What is needed – The records are to be restated in their entirety, word for word.

Record list –
>> Begin

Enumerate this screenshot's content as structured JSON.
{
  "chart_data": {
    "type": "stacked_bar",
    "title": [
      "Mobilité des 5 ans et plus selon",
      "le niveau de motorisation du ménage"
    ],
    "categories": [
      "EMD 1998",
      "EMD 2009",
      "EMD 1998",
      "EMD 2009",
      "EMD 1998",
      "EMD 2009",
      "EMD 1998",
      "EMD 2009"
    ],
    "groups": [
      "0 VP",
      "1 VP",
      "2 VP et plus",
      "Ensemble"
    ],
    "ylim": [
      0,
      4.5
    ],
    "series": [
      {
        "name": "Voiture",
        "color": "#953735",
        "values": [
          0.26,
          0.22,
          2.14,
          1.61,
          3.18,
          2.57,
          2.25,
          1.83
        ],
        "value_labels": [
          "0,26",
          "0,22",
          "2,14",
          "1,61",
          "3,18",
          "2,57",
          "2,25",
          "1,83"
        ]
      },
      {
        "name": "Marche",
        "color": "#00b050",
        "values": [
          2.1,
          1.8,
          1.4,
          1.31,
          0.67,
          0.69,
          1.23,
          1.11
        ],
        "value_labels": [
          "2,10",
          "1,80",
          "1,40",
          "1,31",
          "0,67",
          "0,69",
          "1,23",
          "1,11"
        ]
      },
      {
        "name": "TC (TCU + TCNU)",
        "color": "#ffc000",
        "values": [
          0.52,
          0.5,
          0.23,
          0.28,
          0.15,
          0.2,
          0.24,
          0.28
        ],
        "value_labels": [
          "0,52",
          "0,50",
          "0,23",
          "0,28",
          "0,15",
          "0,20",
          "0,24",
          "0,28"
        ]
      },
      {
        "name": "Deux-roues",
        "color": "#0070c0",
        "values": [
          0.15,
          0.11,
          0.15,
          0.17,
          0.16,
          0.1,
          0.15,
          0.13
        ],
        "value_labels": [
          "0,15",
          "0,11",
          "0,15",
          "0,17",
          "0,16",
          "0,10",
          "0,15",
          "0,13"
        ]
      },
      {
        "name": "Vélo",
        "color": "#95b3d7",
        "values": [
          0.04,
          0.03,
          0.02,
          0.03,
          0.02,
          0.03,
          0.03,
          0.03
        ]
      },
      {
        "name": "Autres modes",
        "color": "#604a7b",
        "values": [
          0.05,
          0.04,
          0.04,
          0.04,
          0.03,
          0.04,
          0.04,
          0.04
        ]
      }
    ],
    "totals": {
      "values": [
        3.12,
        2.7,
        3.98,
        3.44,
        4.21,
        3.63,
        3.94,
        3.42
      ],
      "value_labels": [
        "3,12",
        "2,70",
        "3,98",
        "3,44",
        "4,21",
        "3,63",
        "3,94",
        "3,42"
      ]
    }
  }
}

>> End

Reply –
Enumerate this screenshot's content as structured JSON.
{
  "chart_data": {
    "type": "stacked_bar",
    "title": [
      "Mobilité des 5 ans et plus selon",
      "le niveau de motorisation du ménage"
    ],
    "categories": [
      "EMD 1998",
      "EMD 2009",
      "EMD 1998",
      "EMD 2009",
      "EMD 1998",
      "EMD 2009",
      "EMD 1998",
      "EMD 2009"
    ],
    "groups": [
      "0 VP",
      "1 VP",
      "2 VP et plus",
      "Ensemble"
    ],
    "ylim": [
      0,
      4.5
    ],
    "series": [
      {
        "name": "Voiture",
        "color": "#953735",
        "values": [
          0.26,
          0.22,
          2.14,
          1.61,
          3.18,
          2.57,
          2.25,
          1.83
        ],
        "value_labels": [
          "0,26",
          "0,22",
          "2,14",
          "1,61",
          "3,18",
          "2,57",
          "2,25",
          "1,83"
        ]
      },
      {
        "name": "Marche",
        "color": "#00b050",
        "values": [
          2.1,
          1.8,
          1.4,
          1.31,
          0.67,
          0.69,
          1.23,
          1.11
        ],
        "value_labels": [
          "2,10",
          "1,80",
          "1,40",
          "1,31",
          "0,67",
          "0,69",
          "1,23",
          "1,11"
        ]
      },
      {
        "name": "TC (TCU + TCNU)",
        "color": "#ffc000",
        "values": [
          0.52,
          0.5,
          0.23,
          0.28,
          0.15,
          0.2,
          0.24,
          0.28
        ],
        "value_labels": [
          "0,52",
          "0,50",
          "0,23",
          "0,28",
          "0,15",
          "0,20",
          "0,24",
          "0,28"
        ]
      },
      {
        "name": "Deux-roues",
        "color": "#0070c0",
        "values": [
          0.15,
          0.11,
          0.15,
          0.17,
          0.16,
          0.1,
          0.15,
          0.13
        ],
        "value_labels": [
          "0,15",
          "0,11",
          "0,15",
          "0,17",
          "0,16",
          "0,10",
          "0,15",
          "0,13"
        ]
      },
      {
        "name": "Vélo",
        "color": "#95b3d7",
        "values": [
          0.04,
          0.03,
          0.02,
          0.03,
          0.02,
          0.03,
          0.03,
          0.03
        ]
      },
      {
        "name": "Autres modes",
        "color": "#604a7b",
        "values": [
          0.05,
          0.04,
          0.04,
          0.04,
          0.03,
          0.04,
          0.04,
          0.04
        ]
      }
    ],
    "totals": {
      "values": [
        3.12,
        2.7,
        3.98,
        3.44,
        4.21,
        3.63,
        3.94,
        3.42
      ],
      "value_labels": [
        "3,12",
        "2,70",
        "3,98",
        "3,44",
        "4,21",
        "3,63",
        "3,94",
        "3,42"
      ]
    }
  }
}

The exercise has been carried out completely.